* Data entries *
****
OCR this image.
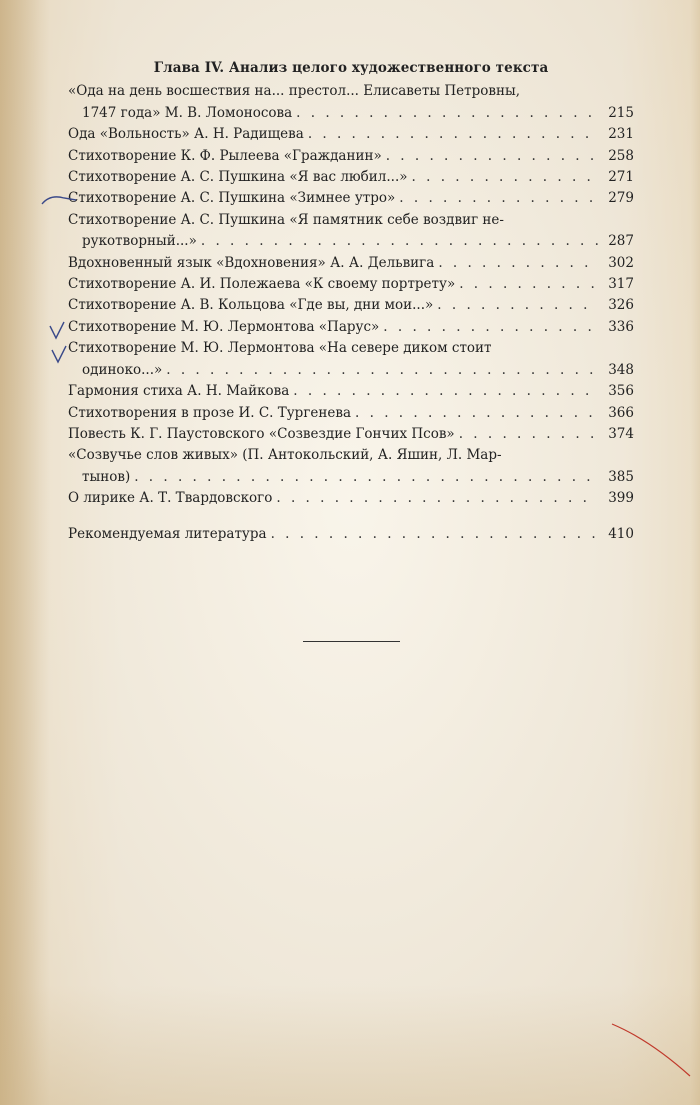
Глава IV. Анализ целого художественного текста
«Ода на день восшествия на... престол... Елисаветы Петровны,
1747 года» М. В. Ломоносова . . .	215
Ода «Вольность» А. Н. Радищева . . .	231
Стихотворение К. Ф. Рылеева «Гражданин» . . .	258
Стихотворение А. С. Пушкина «Я вас любил...» . . .	271
Стихотворение А. С. Пушкина «Зимнее утро» . . .	279
Стихотворение А. С. Пушкина «Я памятник себе воздвиг не-
рукотворный...» . . .	287
Вдохновенный язык «Вдохновения» А. А. Дельвига . . .	302
Стихотворение А. И. Полежаева «К своему портрету» . . .	317
Стихотворение А. В. Кольцова «Где вы, дни мои...» . . .	326
Стихотворение М. Ю. Лермонтова «Парус» . . .	336
Стихотворение М. Ю. Лермонтова «На севере диком стоит
одиноко...» . . .	348
Гармония стиха А. Н. Майкова . . .	356
Стихотворения в прозе И. С. Тургенева . . .	366
Повесть К. Г. Паустовского «Созвездие Гончих Псов» . . .	374
«Созвучье слов живых» (П. Антокольский, А. Яшин, Л. Мар-
тынов) . . .	385
О лирике А. Т. Твардовского . . .	399
Рекомендуемая литература . . .	410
****
* JOB *
Set the data above down again exactly as given, with no pictures.

* SOLUTION TO THIS EXERCISE *
OCR this image.
Глава IV. Анализ целого художественного текста
«Ода на день восшествия на... престол... Елисаветы Петровны,
1747 года» М. В. Ломоносова . . .	215
Ода «Вольность» А. Н. Радищева . . .	231
Стихотворение К. Ф. Рылеева «Гражданин» . . .	258
Стихотворение А. С. Пушкина «Я вас любил...» . . .	271
Стихотворение А. С. Пушкина «Зимнее утро» . . .	279
Стихотворение А. С. Пушкина «Я памятник себе воздвиг не-
рукотворный...» . . .	287
Вдохновенный язык «Вдохновения» А. А. Дельвига . . .	302
Стихотворение А. И. Полежаева «К своему портрету» . . .	317
Стихотворение А. В. Кольцова «Где вы, дни мои...» . . .	326
Стихотворение М. Ю. Лермонтова «Парус» . . .	336
Стихотворение М. Ю. Лермонтова «На севере диком стоит
одиноко...» . . .	348
Гармония стиха А. Н. Майкова . . .	356
Стихотворения в прозе И. С. Тургенева . . .	366
Повесть К. Г. Паустовского «Созвездие Гончих Псов» . . .	374
«Созвучье слов живых» (П. Антокольский, А. Яшин, Л. Мар-
тынов) . . .	385
О лирике А. Т. Твардовского . . .	399
Рекомендуемая литература . . .	410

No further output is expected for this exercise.